--- To do ---
Transcribe every line of the records verbatim.
--- begin Data section ---
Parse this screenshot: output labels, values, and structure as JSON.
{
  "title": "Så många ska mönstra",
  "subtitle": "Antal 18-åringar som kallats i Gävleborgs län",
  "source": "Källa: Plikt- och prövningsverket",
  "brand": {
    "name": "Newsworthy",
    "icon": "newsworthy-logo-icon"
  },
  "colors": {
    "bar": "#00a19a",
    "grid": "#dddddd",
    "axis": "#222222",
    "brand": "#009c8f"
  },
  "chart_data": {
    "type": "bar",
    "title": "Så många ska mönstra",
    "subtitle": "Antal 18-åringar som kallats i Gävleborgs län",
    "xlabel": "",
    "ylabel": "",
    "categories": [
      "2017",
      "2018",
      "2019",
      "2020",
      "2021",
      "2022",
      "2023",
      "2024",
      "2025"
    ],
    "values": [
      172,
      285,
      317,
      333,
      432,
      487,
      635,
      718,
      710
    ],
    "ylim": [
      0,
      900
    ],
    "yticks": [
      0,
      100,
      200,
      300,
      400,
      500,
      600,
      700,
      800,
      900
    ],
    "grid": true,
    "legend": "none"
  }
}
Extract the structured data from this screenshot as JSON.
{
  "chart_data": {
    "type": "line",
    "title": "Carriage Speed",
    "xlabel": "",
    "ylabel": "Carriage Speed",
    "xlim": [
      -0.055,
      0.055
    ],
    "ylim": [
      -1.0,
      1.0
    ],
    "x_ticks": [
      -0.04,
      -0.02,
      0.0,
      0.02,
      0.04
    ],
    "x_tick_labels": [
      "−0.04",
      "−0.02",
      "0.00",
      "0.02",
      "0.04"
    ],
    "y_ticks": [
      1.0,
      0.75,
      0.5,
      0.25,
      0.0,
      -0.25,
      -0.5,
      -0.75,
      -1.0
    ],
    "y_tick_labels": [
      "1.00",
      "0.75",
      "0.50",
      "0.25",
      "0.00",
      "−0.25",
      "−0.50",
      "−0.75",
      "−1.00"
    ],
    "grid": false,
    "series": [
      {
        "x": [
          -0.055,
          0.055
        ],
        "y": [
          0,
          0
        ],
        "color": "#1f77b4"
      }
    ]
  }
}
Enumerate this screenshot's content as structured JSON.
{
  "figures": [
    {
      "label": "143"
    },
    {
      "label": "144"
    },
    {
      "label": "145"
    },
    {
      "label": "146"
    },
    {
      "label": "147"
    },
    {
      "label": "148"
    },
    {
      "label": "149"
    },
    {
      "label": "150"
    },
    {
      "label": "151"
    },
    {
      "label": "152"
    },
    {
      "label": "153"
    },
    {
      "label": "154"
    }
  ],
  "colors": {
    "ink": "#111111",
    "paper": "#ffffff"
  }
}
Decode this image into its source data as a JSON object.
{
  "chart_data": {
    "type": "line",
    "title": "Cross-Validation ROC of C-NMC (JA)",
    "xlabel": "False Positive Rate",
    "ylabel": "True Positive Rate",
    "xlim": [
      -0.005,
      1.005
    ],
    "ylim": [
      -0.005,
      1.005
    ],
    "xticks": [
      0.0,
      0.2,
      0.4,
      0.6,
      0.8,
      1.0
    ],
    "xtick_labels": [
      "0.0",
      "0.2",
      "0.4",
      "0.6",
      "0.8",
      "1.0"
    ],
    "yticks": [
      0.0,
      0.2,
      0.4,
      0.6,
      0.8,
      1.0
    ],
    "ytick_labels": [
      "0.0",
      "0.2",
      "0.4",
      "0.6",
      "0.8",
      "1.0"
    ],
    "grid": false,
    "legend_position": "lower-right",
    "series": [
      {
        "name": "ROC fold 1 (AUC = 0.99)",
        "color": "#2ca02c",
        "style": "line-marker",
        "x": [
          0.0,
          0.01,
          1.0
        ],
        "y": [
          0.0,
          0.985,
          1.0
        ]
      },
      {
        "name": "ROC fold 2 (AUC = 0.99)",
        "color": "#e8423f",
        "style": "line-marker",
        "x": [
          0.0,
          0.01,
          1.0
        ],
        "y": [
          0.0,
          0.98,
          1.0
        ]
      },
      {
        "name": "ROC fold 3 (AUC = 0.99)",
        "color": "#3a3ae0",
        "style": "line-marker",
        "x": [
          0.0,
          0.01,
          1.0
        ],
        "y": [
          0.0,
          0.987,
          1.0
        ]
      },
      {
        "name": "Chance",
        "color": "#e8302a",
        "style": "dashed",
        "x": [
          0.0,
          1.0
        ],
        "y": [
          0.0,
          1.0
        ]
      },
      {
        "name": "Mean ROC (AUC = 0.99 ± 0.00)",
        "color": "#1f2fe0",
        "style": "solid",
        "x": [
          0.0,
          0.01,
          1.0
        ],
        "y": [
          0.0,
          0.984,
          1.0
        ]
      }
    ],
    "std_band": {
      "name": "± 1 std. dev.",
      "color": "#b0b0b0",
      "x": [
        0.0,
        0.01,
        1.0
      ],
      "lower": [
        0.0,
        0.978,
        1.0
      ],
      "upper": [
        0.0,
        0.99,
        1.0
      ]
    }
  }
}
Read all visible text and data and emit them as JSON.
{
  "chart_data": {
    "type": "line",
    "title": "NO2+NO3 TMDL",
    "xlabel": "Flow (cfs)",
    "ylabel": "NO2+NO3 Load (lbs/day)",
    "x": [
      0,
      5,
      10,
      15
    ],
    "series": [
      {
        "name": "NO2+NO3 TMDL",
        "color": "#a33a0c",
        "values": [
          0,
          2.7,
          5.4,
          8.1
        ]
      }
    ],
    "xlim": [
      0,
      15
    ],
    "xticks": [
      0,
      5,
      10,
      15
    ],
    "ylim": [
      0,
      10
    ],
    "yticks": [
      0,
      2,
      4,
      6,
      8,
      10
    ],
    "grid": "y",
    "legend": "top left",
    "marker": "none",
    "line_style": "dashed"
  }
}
--- end Data section ---
--- In response ---
Parse this screenshot: output labels, values, and structure as JSON.
{
  "title": "Så många ska mönstra",
  "subtitle": "Antal 18-åringar som kallats i Gävleborgs län",
  "source": "Källa: Plikt- och prövningsverket",
  "brand": {
    "name": "Newsworthy",
    "icon": "newsworthy-logo-icon"
  },
  "colors": {
    "bar": "#00a19a",
    "grid": "#dddddd",
    "axis": "#222222",
    "brand": "#009c8f"
  },
  "chart_data": {
    "type": "bar",
    "title": "Så många ska mönstra",
    "subtitle": "Antal 18-åringar som kallats i Gävleborgs län",
    "xlabel": "",
    "ylabel": "",
    "categories": [
      "2017",
      "2018",
      "2019",
      "2020",
      "2021",
      "2022",
      "2023",
      "2024",
      "2025"
    ],
    "values": [
      172,
      285,
      317,
      333,
      432,
      487,
      635,
      718,
      710
    ],
    "ylim": [
      0,
      900
    ],
    "yticks": [
      0,
      100,
      200,
      300,
      400,
      500,
      600,
      700,
      800,
      900
    ],
    "grid": true,
    "legend": "none"
  }
}
Extract the structured data from this screenshot as JSON.
{
  "chart_data": {
    "type": "line",
    "title": "Carriage Speed",
    "xlabel": "",
    "ylabel": "Carriage Speed",
    "xlim": [
      -0.055,
      0.055
    ],
    "ylim": [
      -1.0,
      1.0
    ],
    "x_ticks": [
      -0.04,
      -0.02,
      0.0,
      0.02,
      0.04
    ],
    "x_tick_labels": [
      "−0.04",
      "−0.02",
      "0.00",
      "0.02",
      "0.04"
    ],
    "y_ticks": [
      1.0,
      0.75,
      0.5,
      0.25,
      0.0,
      -0.25,
      -0.5,
      -0.75,
      -1.0
    ],
    "y_tick_labels": [
      "1.00",
      "0.75",
      "0.50",
      "0.25",
      "0.00",
      "−0.25",
      "−0.50",
      "−0.75",
      "−1.00"
    ],
    "grid": false,
    "series": [
      {
        "x": [
          -0.055,
          0.055
        ],
        "y": [
          0,
          0
        ],
        "color": "#1f77b4"
      }
    ]
  }
}
Enumerate this screenshot's content as structured JSON.
{
  "figures": [
    {
      "label": "143"
    },
    {
      "label": "144"
    },
    {
      "label": "145"
    },
    {
      "label": "146"
    },
    {
      "label": "147"
    },
    {
      "label": "148"
    },
    {
      "label": "149"
    },
    {
      "label": "150"
    },
    {
      "label": "151"
    },
    {
      "label": "152"
    },
    {
      "label": "153"
    },
    {
      "label": "154"
    }
  ],
  "colors": {
    "ink": "#111111",
    "paper": "#ffffff"
  }
}
Decode this image into its source data as a JSON object.
{
  "chart_data": {
    "type": "line",
    "title": "Cross-Validation ROC of C-NMC (JA)",
    "xlabel": "False Positive Rate",
    "ylabel": "True Positive Rate",
    "xlim": [
      -0.005,
      1.005
    ],
    "ylim": [
      -0.005,
      1.005
    ],
    "xticks": [
      0.0,
      0.2,
      0.4,
      0.6,
      0.8,
      1.0
    ],
    "xtick_labels": [
      "0.0",
      "0.2",
      "0.4",
      "0.6",
      "0.8",
      "1.0"
    ],
    "yticks": [
      0.0,
      0.2,
      0.4,
      0.6,
      0.8,
      1.0
    ],
    "ytick_labels": [
      "0.0",
      "0.2",
      "0.4",
      "0.6",
      "0.8",
      "1.0"
    ],
    "grid": false,
    "legend_position": "lower-right",
    "series": [
      {
        "name": "ROC fold 1 (AUC = 0.99)",
        "color": "#2ca02c",
        "style": "line-marker",
        "x": [
          0.0,
          0.01,
          1.0
        ],
        "y": [
          0.0,
          0.985,
          1.0
        ]
      },
      {
        "name": "ROC fold 2 (AUC = 0.99)",
        "color": "#e8423f",
        "style": "line-marker",
        "x": [
          0.0,
          0.01,
          1.0
        ],
        "y": [
          0.0,
          0.98,
          1.0
        ]
      },
      {
        "name": "ROC fold 3 (AUC = 0.99)",
        "color": "#3a3ae0",
        "style": "line-marker",
        "x": [
          0.0,
          0.01,
          1.0
        ],
        "y": [
          0.0,
          0.987,
          1.0
        ]
      },
      {
        "name": "Chance",
        "color": "#e8302a",
        "style": "dashed",
        "x": [
          0.0,
          1.0
        ],
        "y": [
          0.0,
          1.0
        ]
      },
      {
        "name": "Mean ROC (AUC = 0.99 ± 0.00)",
        "color": "#1f2fe0",
        "style": "solid",
        "x": [
          0.0,
          0.01,
          1.0
        ],
        "y": [
          0.0,
          0.984,
          1.0
        ]
      }
    ],
    "std_band": {
      "name": "± 1 std. dev.",
      "color": "#b0b0b0",
      "x": [
        0.0,
        0.01,
        1.0
      ],
      "lower": [
        0.0,
        0.978,
        1.0
      ],
      "upper": [
        0.0,
        0.99,
        1.0
      ]
    }
  }
}
Read all visible text and data and emit them as JSON.
{
  "chart_data": {
    "type": "line",
    "title": "NO2+NO3 TMDL",
    "xlabel": "Flow (cfs)",
    "ylabel": "NO2+NO3 Load (lbs/day)",
    "x": [
      0,
      5,
      10,
      15
    ],
    "series": [
      {
        "name": "NO2+NO3 TMDL",
        "color": "#a33a0c",
        "values": [
          0,
          2.7,
          5.4,
          8.1
        ]
      }
    ],
    "xlim": [
      0,
      15
    ],
    "xticks": [
      0,
      5,
      10,
      15
    ],
    "ylim": [
      0,
      10
    ],
    "yticks": [
      0,
      2,
      4,
      6,
      8,
      10
    ],
    "grid": "y",
    "legend": "top left",
    "marker": "none",
    "line_style": "dashed"
  }
}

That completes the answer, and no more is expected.